[Data records]
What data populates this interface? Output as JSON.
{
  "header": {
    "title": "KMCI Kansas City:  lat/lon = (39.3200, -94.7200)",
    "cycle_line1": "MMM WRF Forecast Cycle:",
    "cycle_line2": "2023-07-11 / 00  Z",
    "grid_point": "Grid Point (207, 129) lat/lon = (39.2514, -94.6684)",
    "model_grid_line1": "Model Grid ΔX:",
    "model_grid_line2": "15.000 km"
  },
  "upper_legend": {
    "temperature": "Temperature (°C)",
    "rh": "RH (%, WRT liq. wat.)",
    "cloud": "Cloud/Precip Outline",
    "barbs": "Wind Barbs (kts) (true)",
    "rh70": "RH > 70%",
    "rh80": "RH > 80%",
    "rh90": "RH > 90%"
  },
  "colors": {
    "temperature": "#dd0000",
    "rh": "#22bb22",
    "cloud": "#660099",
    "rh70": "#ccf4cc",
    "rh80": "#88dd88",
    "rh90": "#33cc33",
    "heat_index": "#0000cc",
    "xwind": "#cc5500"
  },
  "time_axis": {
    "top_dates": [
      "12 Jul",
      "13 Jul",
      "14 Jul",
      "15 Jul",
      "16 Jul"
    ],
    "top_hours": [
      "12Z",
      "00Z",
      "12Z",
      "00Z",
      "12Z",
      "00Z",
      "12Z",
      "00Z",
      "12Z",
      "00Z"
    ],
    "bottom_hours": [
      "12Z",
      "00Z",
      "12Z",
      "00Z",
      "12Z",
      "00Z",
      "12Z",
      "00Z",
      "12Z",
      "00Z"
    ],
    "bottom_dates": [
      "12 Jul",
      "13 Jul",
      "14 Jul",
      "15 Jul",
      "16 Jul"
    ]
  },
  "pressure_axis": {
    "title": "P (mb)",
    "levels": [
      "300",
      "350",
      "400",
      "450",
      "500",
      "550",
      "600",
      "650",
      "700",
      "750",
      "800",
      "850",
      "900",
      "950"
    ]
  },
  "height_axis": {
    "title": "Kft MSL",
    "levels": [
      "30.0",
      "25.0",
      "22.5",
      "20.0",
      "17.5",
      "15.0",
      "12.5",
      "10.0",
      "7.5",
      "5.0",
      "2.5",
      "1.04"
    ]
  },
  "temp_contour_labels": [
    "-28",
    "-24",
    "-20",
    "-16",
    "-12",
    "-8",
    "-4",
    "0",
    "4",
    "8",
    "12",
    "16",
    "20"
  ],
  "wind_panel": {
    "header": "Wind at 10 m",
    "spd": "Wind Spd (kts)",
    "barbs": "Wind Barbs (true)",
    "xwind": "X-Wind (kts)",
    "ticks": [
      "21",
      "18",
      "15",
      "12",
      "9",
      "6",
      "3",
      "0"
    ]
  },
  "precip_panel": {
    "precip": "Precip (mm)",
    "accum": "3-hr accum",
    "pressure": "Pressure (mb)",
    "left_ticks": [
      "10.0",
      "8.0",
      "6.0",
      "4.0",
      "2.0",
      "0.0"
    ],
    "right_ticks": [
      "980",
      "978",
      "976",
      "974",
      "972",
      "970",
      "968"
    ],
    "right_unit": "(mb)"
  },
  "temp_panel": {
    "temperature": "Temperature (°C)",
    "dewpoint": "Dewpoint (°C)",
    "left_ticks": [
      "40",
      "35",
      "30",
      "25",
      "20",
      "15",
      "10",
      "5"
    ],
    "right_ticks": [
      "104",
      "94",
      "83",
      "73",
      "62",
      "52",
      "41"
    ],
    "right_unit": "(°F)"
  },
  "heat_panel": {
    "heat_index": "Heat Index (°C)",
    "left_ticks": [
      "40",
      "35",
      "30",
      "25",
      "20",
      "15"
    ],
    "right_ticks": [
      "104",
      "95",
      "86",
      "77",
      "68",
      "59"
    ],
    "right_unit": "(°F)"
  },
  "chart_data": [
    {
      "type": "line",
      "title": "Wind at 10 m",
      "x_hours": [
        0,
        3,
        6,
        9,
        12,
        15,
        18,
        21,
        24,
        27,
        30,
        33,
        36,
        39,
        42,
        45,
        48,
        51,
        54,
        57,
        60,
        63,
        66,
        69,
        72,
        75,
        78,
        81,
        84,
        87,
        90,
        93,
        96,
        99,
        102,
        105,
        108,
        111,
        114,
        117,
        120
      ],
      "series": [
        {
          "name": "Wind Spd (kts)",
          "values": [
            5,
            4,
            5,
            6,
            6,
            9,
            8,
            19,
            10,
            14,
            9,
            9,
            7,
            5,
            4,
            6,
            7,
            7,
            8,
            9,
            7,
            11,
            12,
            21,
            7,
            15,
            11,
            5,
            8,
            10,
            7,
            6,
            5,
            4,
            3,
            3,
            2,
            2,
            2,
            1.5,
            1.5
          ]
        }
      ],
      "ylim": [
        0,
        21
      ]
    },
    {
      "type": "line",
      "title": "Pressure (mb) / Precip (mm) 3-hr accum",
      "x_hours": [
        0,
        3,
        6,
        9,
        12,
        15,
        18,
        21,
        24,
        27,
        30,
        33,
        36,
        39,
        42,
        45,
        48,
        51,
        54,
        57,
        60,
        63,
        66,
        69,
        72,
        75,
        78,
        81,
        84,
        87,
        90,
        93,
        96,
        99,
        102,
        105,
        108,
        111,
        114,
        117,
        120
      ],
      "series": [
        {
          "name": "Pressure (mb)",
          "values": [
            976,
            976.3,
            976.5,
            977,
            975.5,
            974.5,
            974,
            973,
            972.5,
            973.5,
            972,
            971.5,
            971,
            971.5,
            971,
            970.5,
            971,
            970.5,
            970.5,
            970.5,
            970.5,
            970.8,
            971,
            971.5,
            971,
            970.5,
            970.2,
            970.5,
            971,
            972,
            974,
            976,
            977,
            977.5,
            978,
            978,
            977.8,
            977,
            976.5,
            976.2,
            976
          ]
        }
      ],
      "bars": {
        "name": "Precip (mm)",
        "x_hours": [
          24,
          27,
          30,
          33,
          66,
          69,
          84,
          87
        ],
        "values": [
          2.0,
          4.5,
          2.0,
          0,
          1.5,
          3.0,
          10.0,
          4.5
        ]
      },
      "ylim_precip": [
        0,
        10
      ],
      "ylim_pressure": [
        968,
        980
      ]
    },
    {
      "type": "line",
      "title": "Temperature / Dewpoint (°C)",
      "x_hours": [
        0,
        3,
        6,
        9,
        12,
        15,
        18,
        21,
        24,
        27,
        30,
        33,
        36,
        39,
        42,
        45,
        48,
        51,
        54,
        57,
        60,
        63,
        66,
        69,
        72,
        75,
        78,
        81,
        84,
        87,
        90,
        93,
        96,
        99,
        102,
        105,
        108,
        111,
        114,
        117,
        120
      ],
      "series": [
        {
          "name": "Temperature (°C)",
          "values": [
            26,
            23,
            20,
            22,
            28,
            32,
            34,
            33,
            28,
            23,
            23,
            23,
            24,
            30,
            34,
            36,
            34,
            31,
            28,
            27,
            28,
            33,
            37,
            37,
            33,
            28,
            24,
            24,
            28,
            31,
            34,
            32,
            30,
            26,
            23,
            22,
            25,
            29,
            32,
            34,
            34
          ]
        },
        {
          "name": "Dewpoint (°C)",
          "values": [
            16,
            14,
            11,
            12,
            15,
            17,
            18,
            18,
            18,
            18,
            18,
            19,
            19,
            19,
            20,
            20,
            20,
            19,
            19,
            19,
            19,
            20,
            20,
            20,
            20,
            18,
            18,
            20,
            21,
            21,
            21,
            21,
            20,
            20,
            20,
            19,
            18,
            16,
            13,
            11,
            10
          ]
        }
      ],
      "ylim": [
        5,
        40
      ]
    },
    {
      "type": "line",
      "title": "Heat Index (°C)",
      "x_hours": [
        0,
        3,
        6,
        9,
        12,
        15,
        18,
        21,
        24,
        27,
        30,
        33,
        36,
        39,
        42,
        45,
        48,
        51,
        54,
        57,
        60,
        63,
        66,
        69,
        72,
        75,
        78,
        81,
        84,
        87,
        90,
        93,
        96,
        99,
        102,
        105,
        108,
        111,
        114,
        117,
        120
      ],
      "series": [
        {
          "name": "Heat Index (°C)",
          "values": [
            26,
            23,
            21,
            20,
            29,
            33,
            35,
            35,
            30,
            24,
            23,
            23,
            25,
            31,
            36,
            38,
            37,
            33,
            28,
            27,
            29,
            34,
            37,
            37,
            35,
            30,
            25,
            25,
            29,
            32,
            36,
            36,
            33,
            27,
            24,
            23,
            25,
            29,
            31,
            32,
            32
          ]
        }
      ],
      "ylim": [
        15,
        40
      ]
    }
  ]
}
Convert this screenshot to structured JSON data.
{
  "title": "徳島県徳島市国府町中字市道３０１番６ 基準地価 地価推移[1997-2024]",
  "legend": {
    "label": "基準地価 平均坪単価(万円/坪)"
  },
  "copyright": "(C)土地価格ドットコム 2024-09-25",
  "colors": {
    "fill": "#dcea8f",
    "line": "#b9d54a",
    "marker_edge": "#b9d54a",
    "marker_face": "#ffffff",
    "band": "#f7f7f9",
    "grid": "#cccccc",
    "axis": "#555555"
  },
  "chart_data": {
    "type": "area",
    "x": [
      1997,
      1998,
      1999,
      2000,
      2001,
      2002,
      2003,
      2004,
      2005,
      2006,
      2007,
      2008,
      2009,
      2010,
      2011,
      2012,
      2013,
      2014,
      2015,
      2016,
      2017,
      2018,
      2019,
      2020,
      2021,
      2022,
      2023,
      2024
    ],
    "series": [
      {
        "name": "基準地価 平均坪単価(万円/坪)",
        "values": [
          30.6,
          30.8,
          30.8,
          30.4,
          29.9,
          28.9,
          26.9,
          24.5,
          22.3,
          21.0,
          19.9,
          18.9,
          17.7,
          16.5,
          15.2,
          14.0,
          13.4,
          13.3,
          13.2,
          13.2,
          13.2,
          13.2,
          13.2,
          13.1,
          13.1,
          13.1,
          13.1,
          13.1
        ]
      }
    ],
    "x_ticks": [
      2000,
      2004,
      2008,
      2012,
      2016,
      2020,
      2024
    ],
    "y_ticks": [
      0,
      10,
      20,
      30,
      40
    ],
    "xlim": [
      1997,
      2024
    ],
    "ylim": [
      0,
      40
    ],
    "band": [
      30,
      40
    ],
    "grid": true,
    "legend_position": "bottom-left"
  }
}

### [Exercise]
Check each line of the data above for the word "this", then state how many lines have it. Give the number alone.

### [Written answer]
2